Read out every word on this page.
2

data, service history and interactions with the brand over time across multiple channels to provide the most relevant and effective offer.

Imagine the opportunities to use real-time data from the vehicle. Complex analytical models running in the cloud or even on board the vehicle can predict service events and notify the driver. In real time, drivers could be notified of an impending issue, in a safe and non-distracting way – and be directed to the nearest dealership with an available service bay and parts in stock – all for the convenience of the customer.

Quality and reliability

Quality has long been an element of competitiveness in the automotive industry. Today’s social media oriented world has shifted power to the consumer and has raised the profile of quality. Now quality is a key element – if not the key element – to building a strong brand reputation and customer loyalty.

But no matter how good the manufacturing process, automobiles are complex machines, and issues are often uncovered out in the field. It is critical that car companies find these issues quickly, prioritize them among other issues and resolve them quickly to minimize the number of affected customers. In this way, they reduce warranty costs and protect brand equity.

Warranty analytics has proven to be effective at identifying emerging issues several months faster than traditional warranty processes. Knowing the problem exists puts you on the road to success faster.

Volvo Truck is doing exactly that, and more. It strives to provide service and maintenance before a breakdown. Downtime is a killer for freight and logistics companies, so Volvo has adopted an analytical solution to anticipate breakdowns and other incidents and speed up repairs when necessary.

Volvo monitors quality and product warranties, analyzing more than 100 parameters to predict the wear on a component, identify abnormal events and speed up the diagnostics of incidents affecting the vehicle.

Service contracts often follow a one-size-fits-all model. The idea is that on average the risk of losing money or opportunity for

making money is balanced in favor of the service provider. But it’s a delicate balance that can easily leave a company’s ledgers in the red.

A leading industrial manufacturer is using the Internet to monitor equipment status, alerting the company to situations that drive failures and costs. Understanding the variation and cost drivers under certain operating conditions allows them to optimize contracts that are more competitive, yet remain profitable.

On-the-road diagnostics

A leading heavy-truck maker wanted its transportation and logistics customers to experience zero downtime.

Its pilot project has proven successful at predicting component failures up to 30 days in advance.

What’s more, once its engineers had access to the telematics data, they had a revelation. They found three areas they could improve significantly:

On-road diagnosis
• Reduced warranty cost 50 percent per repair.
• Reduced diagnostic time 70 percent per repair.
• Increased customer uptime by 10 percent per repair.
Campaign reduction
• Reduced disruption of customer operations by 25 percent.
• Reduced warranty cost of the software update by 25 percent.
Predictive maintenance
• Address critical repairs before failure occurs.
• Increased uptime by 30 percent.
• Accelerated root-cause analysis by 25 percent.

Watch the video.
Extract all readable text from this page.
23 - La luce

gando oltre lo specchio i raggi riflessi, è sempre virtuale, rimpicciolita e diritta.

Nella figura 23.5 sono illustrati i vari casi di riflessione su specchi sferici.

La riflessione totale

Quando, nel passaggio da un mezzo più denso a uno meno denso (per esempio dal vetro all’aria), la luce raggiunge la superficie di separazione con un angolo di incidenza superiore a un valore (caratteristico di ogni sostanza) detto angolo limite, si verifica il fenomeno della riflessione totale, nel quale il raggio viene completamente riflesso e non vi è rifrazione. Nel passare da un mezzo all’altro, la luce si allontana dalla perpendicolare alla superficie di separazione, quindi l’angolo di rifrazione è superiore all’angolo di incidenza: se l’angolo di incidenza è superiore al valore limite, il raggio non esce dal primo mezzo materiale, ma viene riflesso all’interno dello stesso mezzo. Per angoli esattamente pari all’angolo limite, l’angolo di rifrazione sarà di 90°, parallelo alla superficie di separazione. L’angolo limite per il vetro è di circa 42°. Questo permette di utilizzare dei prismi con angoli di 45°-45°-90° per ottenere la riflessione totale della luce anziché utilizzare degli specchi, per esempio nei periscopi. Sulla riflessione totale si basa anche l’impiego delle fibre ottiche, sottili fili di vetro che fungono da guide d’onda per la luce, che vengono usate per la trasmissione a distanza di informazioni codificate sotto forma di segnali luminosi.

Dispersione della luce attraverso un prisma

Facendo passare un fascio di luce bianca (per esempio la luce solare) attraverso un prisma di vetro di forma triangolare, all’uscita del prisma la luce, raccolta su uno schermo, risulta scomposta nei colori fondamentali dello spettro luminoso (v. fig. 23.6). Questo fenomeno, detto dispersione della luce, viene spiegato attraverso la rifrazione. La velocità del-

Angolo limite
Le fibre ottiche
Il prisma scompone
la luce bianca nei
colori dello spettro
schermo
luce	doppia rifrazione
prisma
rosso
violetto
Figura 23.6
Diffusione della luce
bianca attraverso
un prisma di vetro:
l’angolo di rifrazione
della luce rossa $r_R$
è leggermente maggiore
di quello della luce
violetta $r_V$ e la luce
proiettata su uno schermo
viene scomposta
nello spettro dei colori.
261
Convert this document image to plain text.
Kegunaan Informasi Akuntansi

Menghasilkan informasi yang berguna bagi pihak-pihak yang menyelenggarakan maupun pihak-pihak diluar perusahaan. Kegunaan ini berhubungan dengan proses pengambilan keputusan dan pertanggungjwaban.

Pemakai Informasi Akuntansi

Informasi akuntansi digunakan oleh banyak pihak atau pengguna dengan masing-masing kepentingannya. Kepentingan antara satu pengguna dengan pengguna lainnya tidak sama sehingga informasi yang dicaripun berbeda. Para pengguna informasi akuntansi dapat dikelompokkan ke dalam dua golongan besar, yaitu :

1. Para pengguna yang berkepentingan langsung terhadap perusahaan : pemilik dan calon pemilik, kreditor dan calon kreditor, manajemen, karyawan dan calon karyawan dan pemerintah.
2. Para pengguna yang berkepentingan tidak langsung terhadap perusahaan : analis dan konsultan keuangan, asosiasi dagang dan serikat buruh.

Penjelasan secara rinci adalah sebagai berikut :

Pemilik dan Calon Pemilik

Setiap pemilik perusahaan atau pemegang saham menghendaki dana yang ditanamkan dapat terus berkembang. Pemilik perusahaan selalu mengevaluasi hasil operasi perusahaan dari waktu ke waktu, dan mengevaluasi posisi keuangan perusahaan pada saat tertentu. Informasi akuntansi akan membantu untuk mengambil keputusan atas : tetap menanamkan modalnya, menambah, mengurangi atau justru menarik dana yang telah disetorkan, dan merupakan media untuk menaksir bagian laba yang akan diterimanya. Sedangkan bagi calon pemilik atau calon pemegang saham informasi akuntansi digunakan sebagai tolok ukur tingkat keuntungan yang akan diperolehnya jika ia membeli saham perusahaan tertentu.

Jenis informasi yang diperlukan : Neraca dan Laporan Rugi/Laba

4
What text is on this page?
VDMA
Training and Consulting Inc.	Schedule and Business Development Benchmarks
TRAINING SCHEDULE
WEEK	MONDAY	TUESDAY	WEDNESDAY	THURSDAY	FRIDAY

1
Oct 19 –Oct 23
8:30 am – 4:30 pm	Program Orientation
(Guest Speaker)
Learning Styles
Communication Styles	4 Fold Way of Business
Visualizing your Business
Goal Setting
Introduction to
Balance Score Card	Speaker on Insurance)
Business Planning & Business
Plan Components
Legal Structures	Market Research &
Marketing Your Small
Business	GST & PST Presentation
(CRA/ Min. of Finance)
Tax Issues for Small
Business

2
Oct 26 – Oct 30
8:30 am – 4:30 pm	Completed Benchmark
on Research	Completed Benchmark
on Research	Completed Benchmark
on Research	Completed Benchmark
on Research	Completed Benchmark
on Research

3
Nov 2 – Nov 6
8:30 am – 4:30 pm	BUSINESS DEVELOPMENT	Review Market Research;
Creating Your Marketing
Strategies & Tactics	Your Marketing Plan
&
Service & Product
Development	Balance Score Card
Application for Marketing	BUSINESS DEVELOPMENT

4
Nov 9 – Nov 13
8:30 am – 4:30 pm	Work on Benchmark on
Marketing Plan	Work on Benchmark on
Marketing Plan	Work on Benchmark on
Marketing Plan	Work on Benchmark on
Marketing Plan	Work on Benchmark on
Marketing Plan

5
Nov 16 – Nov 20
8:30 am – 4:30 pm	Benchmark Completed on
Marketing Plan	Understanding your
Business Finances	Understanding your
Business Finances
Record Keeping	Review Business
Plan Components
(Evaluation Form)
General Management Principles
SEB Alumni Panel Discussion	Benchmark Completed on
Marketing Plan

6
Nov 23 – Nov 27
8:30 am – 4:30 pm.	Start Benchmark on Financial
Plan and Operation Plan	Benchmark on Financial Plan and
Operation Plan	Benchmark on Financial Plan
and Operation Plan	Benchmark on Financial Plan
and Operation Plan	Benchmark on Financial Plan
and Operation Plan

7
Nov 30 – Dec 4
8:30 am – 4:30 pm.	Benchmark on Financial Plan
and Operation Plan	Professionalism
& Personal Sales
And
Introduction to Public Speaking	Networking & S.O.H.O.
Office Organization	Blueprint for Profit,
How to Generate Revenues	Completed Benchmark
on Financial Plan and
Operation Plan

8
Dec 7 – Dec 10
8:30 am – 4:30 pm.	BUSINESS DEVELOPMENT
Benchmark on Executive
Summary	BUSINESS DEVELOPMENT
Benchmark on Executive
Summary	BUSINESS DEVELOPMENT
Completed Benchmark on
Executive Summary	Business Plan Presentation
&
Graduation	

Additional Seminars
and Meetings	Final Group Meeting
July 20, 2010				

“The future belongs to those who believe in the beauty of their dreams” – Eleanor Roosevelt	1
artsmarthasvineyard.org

-----

* Goal
List all lines from the entries that include the word "company".

* Solution for this exercise
making money is balanced in favor of the service provider. But it’s a delicate balance that can easily leave a company’s ledgers in the red.
A leading industrial manufacturer is using the Internet to monitor equipment status, alerting the company to situations that drive failures and costs. Understanding the variation and cost drivers under certain operating conditions allows them to optimize contracts that are more competitive, yet remain profitable.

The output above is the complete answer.